- _GIVEN INSTRUCTION_: Extract each line of the material below that contains the string "idler".

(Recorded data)
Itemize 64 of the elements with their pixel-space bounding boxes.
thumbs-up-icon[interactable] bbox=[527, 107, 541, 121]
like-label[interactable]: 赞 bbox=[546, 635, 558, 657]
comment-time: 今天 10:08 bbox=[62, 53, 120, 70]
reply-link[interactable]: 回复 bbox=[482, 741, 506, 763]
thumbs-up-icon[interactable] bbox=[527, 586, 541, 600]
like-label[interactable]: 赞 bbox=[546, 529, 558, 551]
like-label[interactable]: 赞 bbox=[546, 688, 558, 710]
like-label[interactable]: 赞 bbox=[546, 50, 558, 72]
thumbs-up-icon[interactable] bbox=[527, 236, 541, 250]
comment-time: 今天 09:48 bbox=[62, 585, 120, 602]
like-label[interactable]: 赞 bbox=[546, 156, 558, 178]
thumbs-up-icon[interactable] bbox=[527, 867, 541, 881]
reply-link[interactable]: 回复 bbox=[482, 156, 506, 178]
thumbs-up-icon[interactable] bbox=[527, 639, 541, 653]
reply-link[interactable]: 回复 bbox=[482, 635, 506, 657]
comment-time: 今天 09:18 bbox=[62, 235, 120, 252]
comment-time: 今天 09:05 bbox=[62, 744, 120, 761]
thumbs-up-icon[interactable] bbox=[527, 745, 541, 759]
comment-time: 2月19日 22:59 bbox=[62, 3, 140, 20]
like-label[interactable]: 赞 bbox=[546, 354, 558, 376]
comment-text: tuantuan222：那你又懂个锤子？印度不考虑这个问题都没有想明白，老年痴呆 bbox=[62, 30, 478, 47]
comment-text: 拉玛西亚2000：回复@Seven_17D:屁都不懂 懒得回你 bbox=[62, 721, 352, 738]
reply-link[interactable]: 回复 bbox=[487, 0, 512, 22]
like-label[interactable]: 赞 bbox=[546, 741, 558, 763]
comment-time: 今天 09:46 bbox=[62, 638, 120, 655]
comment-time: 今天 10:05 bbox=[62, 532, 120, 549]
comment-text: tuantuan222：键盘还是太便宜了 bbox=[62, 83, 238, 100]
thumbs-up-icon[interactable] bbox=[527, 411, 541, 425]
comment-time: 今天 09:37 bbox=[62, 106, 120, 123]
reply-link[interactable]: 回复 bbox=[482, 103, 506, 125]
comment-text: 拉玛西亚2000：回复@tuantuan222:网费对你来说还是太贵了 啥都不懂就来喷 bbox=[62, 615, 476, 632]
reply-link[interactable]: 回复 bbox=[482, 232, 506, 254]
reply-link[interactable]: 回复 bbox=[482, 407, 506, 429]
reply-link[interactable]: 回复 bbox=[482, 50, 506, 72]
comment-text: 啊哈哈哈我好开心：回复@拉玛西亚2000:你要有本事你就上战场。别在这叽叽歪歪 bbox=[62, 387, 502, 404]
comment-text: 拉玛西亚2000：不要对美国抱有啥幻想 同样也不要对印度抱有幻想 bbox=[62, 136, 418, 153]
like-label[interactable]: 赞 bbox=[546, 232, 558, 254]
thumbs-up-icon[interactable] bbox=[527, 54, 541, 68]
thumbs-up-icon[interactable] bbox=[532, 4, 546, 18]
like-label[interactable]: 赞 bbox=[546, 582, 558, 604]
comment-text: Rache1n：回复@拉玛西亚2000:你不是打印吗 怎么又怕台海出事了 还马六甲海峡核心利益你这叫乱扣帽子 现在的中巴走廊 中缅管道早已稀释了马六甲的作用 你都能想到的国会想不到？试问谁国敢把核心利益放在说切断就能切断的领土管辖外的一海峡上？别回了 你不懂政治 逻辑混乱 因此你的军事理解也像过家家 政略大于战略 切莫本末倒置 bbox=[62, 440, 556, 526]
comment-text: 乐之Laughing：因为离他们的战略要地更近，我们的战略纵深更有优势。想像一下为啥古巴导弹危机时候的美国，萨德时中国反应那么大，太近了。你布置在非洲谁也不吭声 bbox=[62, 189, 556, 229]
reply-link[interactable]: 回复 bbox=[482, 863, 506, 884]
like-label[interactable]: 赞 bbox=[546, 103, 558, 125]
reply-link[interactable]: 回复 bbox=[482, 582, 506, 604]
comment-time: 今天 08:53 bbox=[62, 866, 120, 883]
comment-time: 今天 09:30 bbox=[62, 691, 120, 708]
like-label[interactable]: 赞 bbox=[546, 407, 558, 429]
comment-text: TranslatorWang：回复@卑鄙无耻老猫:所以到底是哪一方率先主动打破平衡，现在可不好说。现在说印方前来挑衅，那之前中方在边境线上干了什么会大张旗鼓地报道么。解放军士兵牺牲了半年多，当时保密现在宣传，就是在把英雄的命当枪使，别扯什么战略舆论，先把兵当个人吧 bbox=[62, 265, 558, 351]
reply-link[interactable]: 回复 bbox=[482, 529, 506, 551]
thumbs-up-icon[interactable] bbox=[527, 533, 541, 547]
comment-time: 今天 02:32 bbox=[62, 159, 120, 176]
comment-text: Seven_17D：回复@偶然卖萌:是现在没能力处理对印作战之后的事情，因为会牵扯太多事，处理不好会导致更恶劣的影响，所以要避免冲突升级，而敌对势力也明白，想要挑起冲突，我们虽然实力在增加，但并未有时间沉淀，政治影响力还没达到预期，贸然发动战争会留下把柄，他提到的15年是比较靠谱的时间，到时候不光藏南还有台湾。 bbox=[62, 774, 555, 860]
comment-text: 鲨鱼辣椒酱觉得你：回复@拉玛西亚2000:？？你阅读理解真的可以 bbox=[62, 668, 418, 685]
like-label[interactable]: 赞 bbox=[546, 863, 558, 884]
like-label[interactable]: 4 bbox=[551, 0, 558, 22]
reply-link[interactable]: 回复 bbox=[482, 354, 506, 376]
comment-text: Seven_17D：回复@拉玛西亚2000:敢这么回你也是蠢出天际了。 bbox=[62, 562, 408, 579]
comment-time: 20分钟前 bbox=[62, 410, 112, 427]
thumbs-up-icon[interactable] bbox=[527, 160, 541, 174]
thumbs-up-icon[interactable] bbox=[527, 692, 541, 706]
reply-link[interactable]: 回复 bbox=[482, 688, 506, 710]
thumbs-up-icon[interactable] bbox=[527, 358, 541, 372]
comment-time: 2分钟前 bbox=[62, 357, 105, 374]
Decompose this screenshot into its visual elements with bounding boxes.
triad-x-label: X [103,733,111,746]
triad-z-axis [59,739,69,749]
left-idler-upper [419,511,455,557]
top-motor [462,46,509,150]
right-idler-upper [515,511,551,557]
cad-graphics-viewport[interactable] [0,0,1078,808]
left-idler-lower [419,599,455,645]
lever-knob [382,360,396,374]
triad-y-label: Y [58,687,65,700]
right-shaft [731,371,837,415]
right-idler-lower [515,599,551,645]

- _SOLUTION TO THIS TASK_:
left-idler-upper [419,511,455,557]
right-idler-upper [515,511,551,557]
left-idler-lower [419,599,455,645]
right-idler-lower [515,599,551,645]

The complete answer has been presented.